--- begin ---

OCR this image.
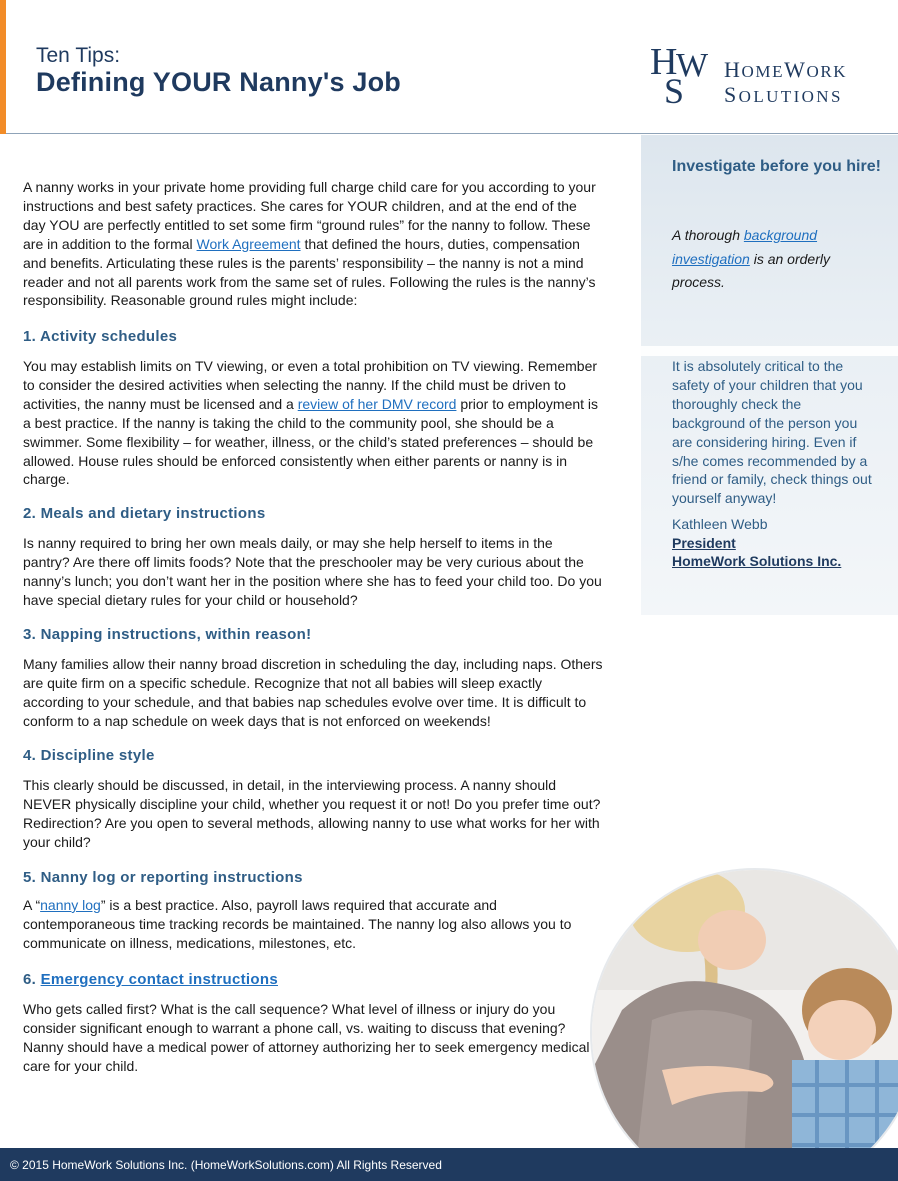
Ten Tips:
Defining YOUR Nanny's Job	H
W
S
HOMEWORK
SOLUTIONS

A nanny works in your private home providing full charge child care for you according to your instructions and best safety practices. She cares for YOUR children, and at the end of the day YOU are perfectly entitled to set some firm “ground rules” for the nanny to follow. These are in addition to the formal Work Agreement that defined the hours, duties, compensation and benefits. Articulating these rules is the parents’ responsibility – the nanny is not a mind reader and not all parents work from the same set of rules. Following the rules is the nanny’s responsibility. Reasonable ground rules might include:

1. Activity schedules

You may establish limits on TV viewing, or even a total prohibition on TV viewing. Remember to consider the desired activities when selecting the nanny. If the child must be driven to activities, the nanny must be licensed and a review of her DMV record prior to employment is a best practice. If the nanny is taking the child to the community pool, she should be a swimmer. Some flexibility – for weather, illness, or the child’s stated preferences – should be allowed. House rules should be enforced consistently when either parents or nanny is in charge.

2. Meals and dietary instructions

Is nanny required to bring her own meals daily, or may she help herself to items in the pantry? Are there off limits foods? Note that the preschooler may be very curious about the nanny’s lunch; you don’t want her in the position where she has to feed your child too. Do you have special dietary rules for your child or household?

3. Napping instructions, within reason!

Many families allow their nanny broad discretion in scheduling the day, including naps. Others are quite firm on a specific schedule. Recognize that not all babies will sleep exactly according to your schedule, and that babies nap schedules evolve over time. It is difficult to conform to a nap schedule on week days that is not enforced on weekends!

4. Discipline style

This clearly should be discussed, in detail, in the interviewing process. A nanny should NEVER physically discipline your child, whether you request it or not! Do you prefer time out? Redirection? Are you open to several methods, allowing nanny to use what works for her with your child?

5. Nanny log or reporting instructions

A “nanny log” is a best practice. Also, payroll laws required that accurate and contemporaneous time tracking records be maintained. The nanny log also allows you to communicate on illness, medications, milestones, etc.

6. Emergency contact instructions

Who gets called first? What is the call sequence? What level of illness or injury do you consider significant enough to warrant a phone call, vs. waiting to discuss that evening? Nanny should have a medical power of attorney authorizing her to seek emergency medical care for your child.

Investigate before you hire!
A thorough background investigation is an orderly process.
It is absolutely critical to the safety of your children that you thoroughly check the background of the person you are considering hiring. Even if s/he comes recommended by a friend or family, check things out yourself anyway!
Kathleen Webb
President
HomeWork Solutions Inc.
© 2015 HomeWork Solutions Inc. (HomeWorkSolutions.com) All Rights Reserved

--- end ---

YOUR OBJECTIVE
Print the full listing exactly, dropping the pictures.

THE ANSWER
OCR this image.
Ten Tips:
Defining YOUR Nanny's Job	H
W
S
HOMEWORK
SOLUTIONS

A nanny works in your private home providing full charge child care for you according to your instructions and best safety practices. She cares for YOUR children, and at the end of the day YOU are perfectly entitled to set some firm “ground rules” for the nanny to follow. These are in addition to the formal Work Agreement that defined the hours, duties, compensation and benefits. Articulating these rules is the parents’ responsibility – the nanny is not a mind reader and not all parents work from the same set of rules. Following the rules is the nanny’s responsibility. Reasonable ground rules might include:

1. Activity schedules

You may establish limits on TV viewing, or even a total prohibition on TV viewing. Remember to consider the desired activities when selecting the nanny. If the child must be driven to activities, the nanny must be licensed and a review of her DMV record prior to employment is a best practice. If the nanny is taking the child to the community pool, she should be a swimmer. Some flexibility – for weather, illness, or the child’s stated preferences – should be allowed. House rules should be enforced consistently when either parents or nanny is in charge.

2. Meals and dietary instructions

Is nanny required to bring her own meals daily, or may she help herself to items in the pantry? Are there off limits foods? Note that the preschooler may be very curious about the nanny’s lunch; you don’t want her in the position where she has to feed your child too. Do you have special dietary rules for your child or household?

3. Napping instructions, within reason!

Many families allow their nanny broad discretion in scheduling the day, including naps. Others are quite firm on a specific schedule. Recognize that not all babies will sleep exactly according to your schedule, and that babies nap schedules evolve over time. It is difficult to conform to a nap schedule on week days that is not enforced on weekends!

4. Discipline style

This clearly should be discussed, in detail, in the interviewing process. A nanny should NEVER physically discipline your child, whether you request it or not! Do you prefer time out? Redirection? Are you open to several methods, allowing nanny to use what works for her with your child?

5. Nanny log or reporting instructions

A “nanny log” is a best practice. Also, payroll laws required that accurate and contemporaneous time tracking records be maintained. The nanny log also allows you to communicate on illness, medications, milestones, etc.

6. Emergency contact instructions

Who gets called first? What is the call sequence? What level of illness or injury do you consider significant enough to warrant a phone call, vs. waiting to discuss that evening? Nanny should have a medical power of attorney authorizing her to seek emergency medical care for your child.

Investigate before you hire!
A thorough background investigation is an orderly process.
It is absolutely critical to the safety of your children that you thoroughly check the background of the person you are considering hiring. Even if s/he comes recommended by a friend or family, check things out yourself anyway!
Kathleen Webb
President
HomeWork Solutions Inc.
© 2015 HomeWork Solutions Inc. (HomeWorkSolutions.com) All Rights Reserved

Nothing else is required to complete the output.